_What is being asked_
Tally the lines in the following entries that include the word "طبقا"; state only the total.

_Records for this task_
•••••
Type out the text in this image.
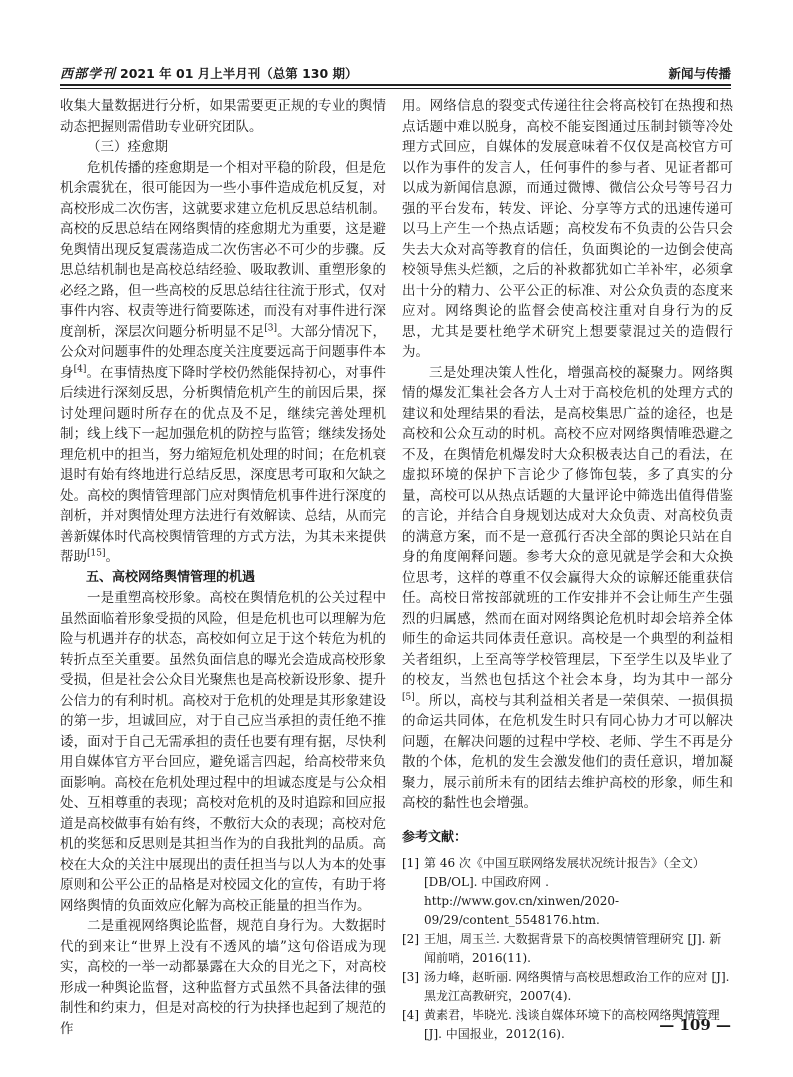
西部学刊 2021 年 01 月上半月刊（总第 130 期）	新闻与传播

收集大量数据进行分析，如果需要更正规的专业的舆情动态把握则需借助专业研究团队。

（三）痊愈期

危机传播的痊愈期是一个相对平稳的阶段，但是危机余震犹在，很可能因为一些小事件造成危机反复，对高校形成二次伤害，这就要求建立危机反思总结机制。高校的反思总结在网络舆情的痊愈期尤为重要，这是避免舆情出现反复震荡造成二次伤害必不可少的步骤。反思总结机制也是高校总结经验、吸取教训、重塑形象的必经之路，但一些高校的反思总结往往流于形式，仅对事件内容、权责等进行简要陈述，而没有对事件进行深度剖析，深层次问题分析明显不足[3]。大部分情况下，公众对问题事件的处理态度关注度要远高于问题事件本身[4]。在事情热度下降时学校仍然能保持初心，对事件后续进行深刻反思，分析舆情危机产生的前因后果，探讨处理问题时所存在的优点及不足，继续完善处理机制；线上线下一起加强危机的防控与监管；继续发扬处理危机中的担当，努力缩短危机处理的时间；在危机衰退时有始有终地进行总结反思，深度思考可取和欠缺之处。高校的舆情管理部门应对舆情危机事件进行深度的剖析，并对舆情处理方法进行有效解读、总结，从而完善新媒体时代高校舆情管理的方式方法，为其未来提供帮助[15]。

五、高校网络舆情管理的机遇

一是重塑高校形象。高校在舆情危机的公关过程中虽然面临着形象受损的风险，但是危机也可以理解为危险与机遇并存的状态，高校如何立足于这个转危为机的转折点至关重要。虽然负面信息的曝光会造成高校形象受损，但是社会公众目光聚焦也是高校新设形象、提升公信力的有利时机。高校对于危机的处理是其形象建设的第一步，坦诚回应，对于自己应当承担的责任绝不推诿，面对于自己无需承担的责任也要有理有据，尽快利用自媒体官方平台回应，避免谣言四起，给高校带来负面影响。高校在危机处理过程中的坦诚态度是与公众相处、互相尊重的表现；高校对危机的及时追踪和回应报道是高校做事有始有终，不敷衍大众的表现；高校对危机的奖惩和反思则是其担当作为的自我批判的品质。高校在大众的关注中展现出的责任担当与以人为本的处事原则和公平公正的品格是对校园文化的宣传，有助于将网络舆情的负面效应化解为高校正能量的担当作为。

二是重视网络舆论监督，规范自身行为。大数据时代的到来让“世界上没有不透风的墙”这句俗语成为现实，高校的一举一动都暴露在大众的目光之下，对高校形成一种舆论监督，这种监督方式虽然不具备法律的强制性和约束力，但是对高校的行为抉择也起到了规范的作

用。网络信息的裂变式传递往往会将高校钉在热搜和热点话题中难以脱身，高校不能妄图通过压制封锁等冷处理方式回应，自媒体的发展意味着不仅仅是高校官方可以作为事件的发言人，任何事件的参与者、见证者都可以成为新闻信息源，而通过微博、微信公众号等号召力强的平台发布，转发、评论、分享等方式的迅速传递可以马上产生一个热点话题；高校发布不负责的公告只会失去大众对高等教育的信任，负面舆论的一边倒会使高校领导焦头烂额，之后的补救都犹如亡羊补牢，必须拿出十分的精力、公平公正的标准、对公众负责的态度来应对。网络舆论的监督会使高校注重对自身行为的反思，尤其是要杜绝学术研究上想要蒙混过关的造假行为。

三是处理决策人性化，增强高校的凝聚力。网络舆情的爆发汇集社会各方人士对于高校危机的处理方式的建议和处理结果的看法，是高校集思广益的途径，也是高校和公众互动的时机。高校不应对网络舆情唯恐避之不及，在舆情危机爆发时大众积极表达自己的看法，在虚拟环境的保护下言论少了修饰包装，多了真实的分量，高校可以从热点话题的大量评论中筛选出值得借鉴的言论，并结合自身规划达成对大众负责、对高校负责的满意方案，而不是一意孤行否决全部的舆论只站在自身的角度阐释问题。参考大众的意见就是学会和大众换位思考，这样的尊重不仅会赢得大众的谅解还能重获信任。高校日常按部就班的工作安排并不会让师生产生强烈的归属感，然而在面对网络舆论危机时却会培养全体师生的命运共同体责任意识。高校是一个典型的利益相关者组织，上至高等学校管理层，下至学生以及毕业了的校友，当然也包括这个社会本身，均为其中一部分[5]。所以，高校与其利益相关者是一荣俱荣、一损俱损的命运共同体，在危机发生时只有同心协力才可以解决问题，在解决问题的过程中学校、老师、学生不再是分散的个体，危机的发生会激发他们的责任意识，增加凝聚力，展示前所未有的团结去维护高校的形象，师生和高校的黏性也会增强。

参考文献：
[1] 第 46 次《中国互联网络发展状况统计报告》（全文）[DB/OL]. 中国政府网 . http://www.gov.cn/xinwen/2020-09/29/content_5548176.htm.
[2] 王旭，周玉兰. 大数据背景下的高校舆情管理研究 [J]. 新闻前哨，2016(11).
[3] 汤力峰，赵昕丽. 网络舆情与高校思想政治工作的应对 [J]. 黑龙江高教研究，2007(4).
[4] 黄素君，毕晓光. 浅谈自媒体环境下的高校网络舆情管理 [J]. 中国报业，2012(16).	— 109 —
•••••
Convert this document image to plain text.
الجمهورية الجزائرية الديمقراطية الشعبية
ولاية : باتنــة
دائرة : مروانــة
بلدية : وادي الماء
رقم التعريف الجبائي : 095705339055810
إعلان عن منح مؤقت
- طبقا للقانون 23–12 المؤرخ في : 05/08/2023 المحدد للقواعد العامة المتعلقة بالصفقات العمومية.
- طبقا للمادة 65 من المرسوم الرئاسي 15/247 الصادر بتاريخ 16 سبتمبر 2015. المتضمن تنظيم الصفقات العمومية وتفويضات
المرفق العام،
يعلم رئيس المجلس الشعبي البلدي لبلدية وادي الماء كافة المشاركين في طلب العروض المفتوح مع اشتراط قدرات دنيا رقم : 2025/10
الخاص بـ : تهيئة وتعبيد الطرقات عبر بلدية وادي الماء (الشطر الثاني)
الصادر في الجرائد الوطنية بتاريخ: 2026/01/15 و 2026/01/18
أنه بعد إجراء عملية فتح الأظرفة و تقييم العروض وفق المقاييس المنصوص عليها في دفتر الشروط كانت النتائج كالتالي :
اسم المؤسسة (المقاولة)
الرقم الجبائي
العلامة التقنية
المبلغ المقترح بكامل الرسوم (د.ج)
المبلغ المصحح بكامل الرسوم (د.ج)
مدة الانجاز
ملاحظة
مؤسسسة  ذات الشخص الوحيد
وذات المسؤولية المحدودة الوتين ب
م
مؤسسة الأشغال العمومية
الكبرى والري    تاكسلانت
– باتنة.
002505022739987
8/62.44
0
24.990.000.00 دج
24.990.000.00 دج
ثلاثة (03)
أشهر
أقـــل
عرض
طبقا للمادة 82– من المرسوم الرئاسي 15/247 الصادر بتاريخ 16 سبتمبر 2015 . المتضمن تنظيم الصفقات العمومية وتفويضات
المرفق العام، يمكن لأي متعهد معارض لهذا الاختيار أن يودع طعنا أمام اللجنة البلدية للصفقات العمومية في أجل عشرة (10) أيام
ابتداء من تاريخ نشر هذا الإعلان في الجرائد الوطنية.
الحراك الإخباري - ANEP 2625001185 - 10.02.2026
•••••
_Answer below_
3